**GIVEN REQUEST:**
Among the entries, which lines carry the string "中国城镇就业人员仍然集中在制造业领域"? Copy each of them.

**MATERIAL SUPPLIED:**
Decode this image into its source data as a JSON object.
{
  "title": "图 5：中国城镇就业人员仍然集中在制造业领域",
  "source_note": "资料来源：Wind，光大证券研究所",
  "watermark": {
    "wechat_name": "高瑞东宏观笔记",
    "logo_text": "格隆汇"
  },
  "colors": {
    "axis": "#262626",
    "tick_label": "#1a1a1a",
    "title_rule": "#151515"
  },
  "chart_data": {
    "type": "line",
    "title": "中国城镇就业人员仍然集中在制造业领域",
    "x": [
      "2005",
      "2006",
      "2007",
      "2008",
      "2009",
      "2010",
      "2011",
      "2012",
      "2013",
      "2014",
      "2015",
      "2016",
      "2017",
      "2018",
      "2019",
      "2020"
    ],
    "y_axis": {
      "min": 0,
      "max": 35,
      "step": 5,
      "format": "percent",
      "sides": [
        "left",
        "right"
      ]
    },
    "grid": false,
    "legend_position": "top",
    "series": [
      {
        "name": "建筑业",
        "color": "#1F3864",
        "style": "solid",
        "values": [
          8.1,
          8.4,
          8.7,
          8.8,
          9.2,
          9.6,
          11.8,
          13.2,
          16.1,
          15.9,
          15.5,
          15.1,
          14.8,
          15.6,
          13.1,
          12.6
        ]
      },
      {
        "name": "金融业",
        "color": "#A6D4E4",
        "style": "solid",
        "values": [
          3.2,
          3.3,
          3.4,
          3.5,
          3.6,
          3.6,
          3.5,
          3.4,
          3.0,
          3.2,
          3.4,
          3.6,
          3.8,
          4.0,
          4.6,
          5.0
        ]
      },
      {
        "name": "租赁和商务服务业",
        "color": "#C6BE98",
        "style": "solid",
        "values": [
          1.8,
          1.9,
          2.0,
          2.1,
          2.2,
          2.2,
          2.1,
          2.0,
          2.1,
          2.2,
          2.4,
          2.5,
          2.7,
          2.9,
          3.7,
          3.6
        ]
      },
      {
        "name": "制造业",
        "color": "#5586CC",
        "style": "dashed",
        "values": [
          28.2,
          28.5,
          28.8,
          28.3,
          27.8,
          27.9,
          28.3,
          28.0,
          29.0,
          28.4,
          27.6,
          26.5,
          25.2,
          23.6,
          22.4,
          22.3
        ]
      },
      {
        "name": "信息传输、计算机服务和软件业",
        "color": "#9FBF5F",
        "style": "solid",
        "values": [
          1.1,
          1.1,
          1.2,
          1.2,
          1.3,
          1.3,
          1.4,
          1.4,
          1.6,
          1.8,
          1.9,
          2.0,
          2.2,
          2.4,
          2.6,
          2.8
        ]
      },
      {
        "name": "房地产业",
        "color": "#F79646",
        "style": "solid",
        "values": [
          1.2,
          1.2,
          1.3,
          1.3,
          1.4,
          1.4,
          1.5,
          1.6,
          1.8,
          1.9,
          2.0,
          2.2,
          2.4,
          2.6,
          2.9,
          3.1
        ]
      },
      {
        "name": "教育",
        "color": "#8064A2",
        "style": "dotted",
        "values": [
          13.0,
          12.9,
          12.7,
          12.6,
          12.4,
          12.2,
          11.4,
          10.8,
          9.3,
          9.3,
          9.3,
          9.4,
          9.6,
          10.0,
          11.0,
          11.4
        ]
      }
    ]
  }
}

**ANSWER IN FULL:**
  "title": "图 5：中国城镇就业人员仍然集中在制造业领域",
    "title": "中国城镇就业人员仍然集中在制造业领域",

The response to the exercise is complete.